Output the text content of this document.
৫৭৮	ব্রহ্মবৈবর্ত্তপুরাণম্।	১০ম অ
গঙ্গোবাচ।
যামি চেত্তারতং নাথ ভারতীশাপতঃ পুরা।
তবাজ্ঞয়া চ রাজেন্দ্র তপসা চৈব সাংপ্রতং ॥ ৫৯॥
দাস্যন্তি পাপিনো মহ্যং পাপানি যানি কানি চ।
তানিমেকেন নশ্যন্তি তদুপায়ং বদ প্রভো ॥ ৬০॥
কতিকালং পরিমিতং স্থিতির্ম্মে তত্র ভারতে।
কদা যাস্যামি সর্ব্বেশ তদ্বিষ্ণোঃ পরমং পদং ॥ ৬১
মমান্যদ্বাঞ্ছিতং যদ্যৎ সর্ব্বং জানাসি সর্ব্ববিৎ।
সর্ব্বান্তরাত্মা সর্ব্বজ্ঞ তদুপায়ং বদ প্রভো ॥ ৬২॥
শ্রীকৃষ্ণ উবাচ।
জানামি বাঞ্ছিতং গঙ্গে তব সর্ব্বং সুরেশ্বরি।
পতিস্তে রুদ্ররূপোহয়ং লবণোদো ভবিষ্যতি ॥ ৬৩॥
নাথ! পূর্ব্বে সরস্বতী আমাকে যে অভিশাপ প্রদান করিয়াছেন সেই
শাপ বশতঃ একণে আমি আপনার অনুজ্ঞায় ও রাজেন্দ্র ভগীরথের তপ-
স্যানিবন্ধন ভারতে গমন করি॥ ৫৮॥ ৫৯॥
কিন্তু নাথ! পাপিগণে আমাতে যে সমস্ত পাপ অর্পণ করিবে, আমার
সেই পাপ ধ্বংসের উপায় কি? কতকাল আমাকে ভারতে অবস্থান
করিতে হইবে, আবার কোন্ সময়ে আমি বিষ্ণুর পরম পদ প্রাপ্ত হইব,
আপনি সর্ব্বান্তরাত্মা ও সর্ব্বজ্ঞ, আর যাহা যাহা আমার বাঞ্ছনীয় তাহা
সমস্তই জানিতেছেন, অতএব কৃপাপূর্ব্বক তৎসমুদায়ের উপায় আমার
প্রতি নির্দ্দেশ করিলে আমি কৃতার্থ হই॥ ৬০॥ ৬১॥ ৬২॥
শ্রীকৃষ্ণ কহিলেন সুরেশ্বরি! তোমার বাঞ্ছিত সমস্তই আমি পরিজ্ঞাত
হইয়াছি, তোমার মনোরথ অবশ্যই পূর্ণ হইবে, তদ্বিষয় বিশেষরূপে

• **Do this**
Reproduce every line of the material above exactly.

• **Result of the task**
Output the text content of this document.
৫৭৮	ব্রহ্মবৈবর্ত্তপুরাণম্।	১০ম অ
গঙ্গোবাচ।
যামি চেত্তারতং নাথ ভারতীশাপতঃ পুরা।
তবাজ্ঞয়া চ রাজেন্দ্র তপসা চৈব সাংপ্রতং ॥ ৫৯॥
দাস্যন্তি পাপিনো মহ্যং পাপানি যানি কানি চ।
তানিমেকেন নশ্যন্তি তদুপায়ং বদ প্রভো ॥ ৬০॥
কতিকালং পরিমিতং স্থিতির্ম্মে তত্র ভারতে।
কদা যাস্যামি সর্ব্বেশ তদ্বিষ্ণোঃ পরমং পদং ॥ ৬১
মমান্যদ্বাঞ্ছিতং যদ্যৎ সর্ব্বং জানাসি সর্ব্ববিৎ।
সর্ব্বান্তরাত্মা সর্ব্বজ্ঞ তদুপায়ং বদ প্রভো ॥ ৬২॥
শ্রীকৃষ্ণ উবাচ।
জানামি বাঞ্ছিতং গঙ্গে তব সর্ব্বং সুরেশ্বরি।
পতিস্তে রুদ্ররূপোহয়ং লবণোদো ভবিষ্যতি ॥ ৬৩॥
নাথ! পূর্ব্বে সরস্বতী আমাকে যে অভিশাপ প্রদান করিয়াছেন সেই
শাপ বশতঃ একণে আমি আপনার অনুজ্ঞায় ও রাজেন্দ্র ভগীরথের তপ-
স্যানিবন্ধন ভারতে গমন করি॥ ৫৮॥ ৫৯॥
কিন্তু নাথ! পাপিগণে আমাতে যে সমস্ত পাপ অর্পণ করিবে, আমার
সেই পাপ ধ্বংসের উপায় কি? কতকাল আমাকে ভারতে অবস্থান
করিতে হইবে, আবার কোন্ সময়ে আমি বিষ্ণুর পরম পদ প্রাপ্ত হইব,
আপনি সর্ব্বান্তরাত্মা ও সর্ব্বজ্ঞ, আর যাহা যাহা আমার বাঞ্ছনীয় তাহা
সমস্তই জানিতেছেন, অতএব কৃপাপূর্ব্বক তৎসমুদায়ের উপায় আমার
প্রতি নির্দ্দেশ করিলে আমি কৃতার্থ হই॥ ৬০॥ ৬১॥ ৬২॥
শ্রীকৃষ্ণ কহিলেন সুরেশ্বরি! তোমার বাঞ্ছিত সমস্তই আমি পরিজ্ঞাত
হইয়াছি, তোমার মনোরথ অবশ্যই পূর্ণ হইবে, তদ্বিষয় বিশেষরূপে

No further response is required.